- EXERCISE DESCRIPTION: Every line that contains "type" counts once; give the total number of such lines, with no other words.

- DATA FOR THIS EXERCISE:
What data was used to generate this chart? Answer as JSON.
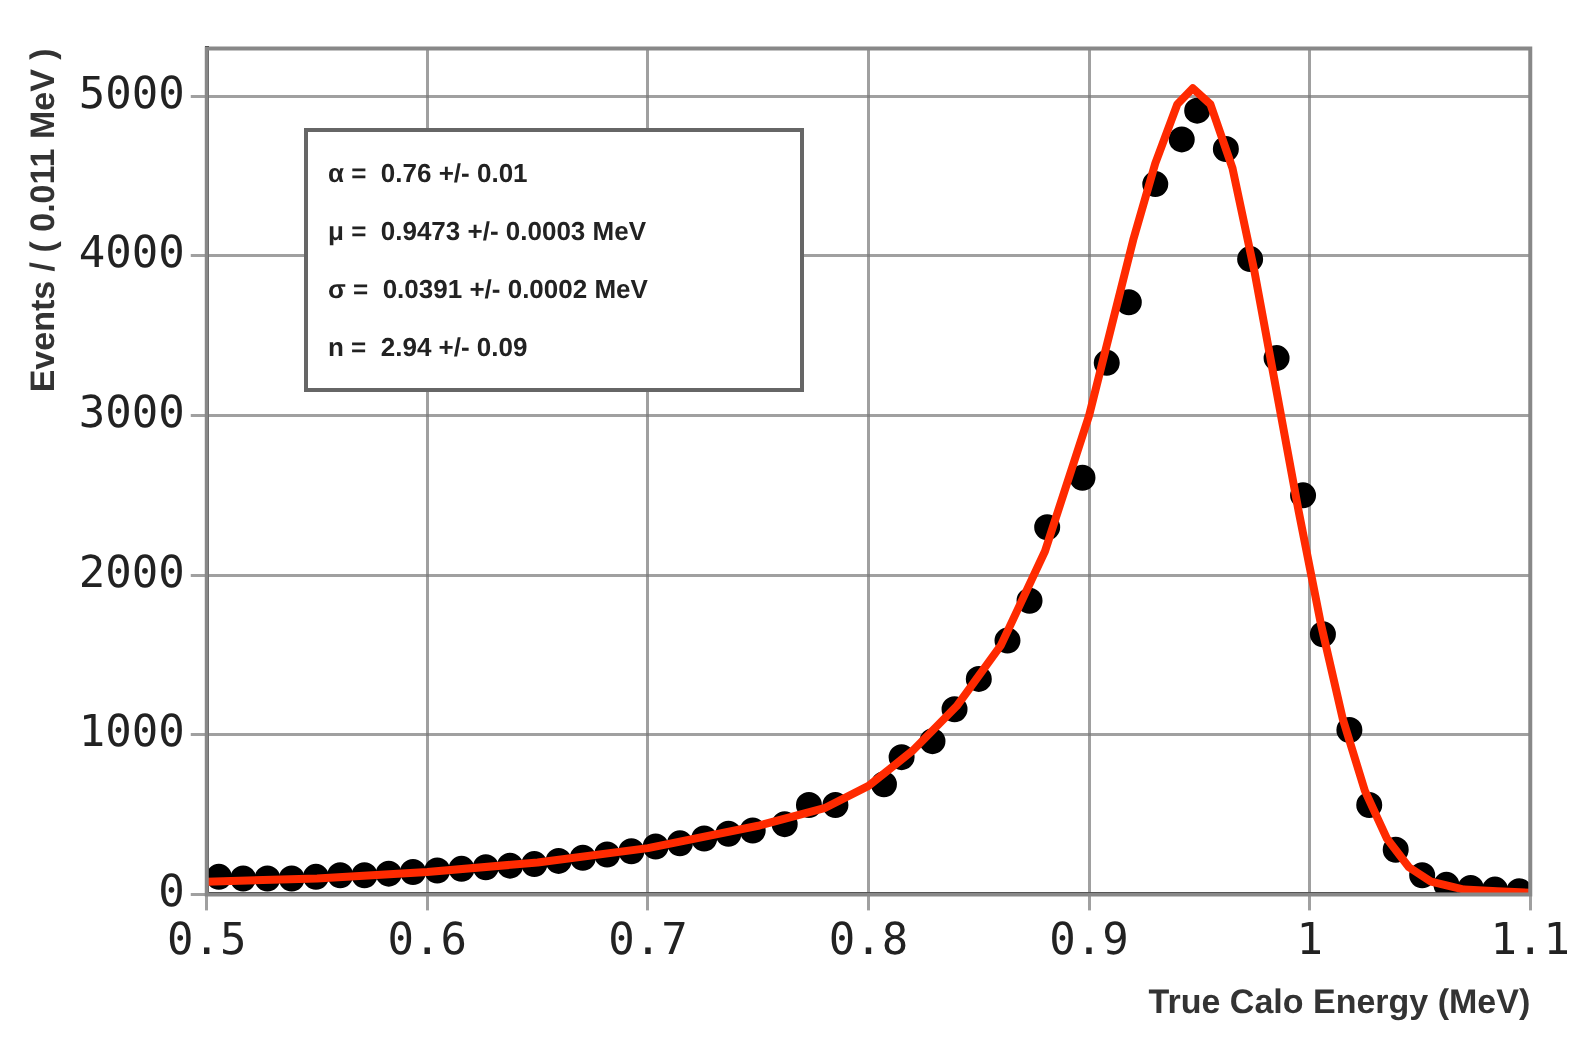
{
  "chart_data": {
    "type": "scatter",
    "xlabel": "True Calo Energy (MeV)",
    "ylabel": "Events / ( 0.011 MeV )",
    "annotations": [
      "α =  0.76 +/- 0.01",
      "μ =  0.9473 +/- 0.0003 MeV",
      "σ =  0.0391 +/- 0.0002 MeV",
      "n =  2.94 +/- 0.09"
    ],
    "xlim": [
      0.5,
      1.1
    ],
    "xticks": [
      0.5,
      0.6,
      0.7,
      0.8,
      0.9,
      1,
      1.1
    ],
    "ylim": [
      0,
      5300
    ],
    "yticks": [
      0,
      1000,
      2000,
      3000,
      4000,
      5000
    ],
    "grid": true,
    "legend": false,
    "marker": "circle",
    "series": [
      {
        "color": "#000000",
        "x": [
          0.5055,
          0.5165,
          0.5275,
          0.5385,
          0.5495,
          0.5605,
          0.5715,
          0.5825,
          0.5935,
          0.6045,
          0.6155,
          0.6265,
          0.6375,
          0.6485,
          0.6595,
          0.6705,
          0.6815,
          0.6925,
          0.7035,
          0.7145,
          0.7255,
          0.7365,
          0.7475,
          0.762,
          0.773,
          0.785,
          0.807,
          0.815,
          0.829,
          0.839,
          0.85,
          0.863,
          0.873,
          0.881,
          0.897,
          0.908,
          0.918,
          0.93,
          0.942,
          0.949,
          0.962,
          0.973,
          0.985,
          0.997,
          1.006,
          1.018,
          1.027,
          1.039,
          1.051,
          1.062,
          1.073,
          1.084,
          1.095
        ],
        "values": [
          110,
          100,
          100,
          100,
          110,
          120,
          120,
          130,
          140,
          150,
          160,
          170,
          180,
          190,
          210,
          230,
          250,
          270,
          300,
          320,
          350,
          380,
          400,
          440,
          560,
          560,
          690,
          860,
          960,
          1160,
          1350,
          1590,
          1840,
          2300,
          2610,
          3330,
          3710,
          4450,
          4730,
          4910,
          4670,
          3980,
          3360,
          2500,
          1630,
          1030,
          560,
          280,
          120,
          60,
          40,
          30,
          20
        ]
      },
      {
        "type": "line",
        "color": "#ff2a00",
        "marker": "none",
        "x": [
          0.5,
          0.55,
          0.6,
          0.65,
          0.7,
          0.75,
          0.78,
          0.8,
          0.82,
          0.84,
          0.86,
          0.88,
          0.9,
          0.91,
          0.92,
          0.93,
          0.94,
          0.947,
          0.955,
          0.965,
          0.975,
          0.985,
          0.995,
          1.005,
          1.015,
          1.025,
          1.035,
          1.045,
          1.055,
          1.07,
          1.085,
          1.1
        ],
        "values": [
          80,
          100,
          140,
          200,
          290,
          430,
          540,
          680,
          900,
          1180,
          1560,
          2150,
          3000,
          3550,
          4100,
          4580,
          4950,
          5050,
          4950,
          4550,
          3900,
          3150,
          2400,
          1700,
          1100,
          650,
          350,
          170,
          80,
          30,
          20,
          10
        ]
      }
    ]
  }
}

* * *

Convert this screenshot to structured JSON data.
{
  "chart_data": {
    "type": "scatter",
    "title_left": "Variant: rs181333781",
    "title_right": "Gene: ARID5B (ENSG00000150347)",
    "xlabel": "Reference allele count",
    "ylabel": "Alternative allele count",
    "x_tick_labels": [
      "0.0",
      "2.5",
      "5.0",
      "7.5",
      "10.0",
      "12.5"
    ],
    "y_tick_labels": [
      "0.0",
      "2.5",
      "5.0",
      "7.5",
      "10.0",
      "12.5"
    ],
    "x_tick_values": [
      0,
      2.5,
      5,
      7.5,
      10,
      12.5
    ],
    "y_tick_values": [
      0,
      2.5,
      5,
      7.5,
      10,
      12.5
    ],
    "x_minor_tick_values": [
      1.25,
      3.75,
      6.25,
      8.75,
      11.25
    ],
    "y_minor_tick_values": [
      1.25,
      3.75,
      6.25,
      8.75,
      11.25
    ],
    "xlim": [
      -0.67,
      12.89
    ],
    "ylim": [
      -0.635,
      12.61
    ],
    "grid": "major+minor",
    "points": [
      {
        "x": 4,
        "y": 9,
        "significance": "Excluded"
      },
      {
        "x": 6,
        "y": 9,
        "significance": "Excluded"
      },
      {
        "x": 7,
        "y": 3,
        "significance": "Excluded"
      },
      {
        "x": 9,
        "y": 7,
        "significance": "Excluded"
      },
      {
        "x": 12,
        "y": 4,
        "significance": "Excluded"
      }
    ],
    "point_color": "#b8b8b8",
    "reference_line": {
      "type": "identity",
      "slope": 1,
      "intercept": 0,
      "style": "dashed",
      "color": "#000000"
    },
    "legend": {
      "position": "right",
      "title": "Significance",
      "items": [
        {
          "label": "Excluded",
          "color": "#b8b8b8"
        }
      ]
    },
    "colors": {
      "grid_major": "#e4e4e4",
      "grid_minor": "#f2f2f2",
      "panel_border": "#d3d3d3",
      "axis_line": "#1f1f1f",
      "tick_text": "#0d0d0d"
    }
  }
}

---

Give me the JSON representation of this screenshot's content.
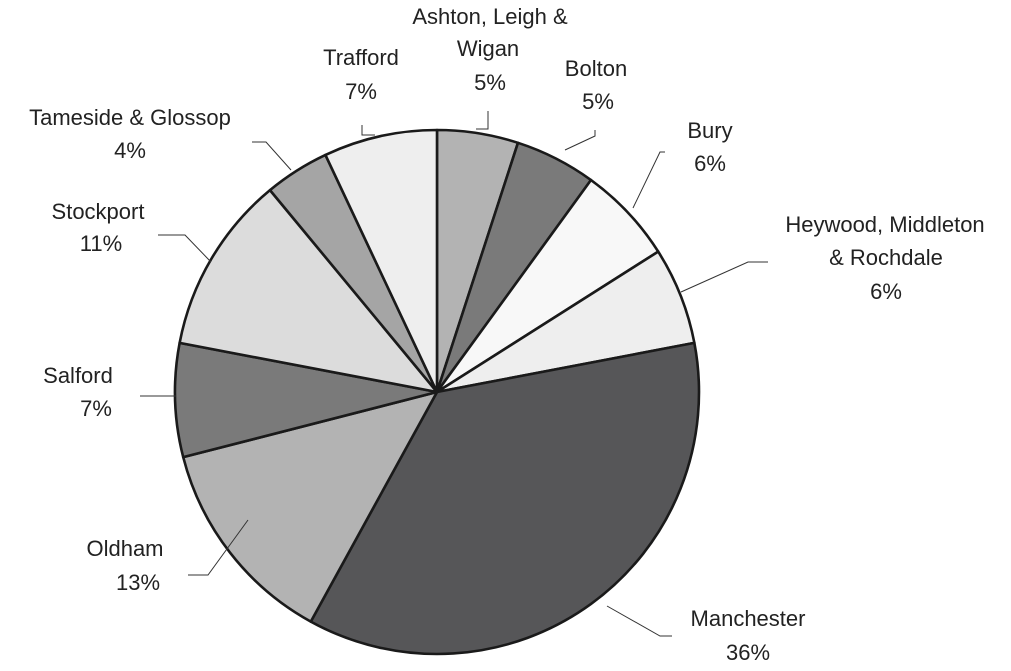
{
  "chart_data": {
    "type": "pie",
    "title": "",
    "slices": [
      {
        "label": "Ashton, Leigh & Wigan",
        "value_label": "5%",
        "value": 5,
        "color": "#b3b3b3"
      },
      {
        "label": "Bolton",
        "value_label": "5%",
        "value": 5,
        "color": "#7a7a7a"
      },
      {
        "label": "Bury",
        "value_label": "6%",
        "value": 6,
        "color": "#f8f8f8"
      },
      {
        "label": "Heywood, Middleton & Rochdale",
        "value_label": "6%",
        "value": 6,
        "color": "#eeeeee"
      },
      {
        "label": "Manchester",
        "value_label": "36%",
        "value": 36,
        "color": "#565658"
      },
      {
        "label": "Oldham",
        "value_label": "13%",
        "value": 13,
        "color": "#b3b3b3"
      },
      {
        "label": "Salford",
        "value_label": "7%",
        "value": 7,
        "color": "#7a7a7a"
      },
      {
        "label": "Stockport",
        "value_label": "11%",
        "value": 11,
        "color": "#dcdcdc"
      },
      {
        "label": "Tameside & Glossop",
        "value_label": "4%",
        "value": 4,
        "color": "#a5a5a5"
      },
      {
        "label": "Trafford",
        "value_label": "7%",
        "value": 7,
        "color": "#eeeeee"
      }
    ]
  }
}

- EXERCISE RESULT: 5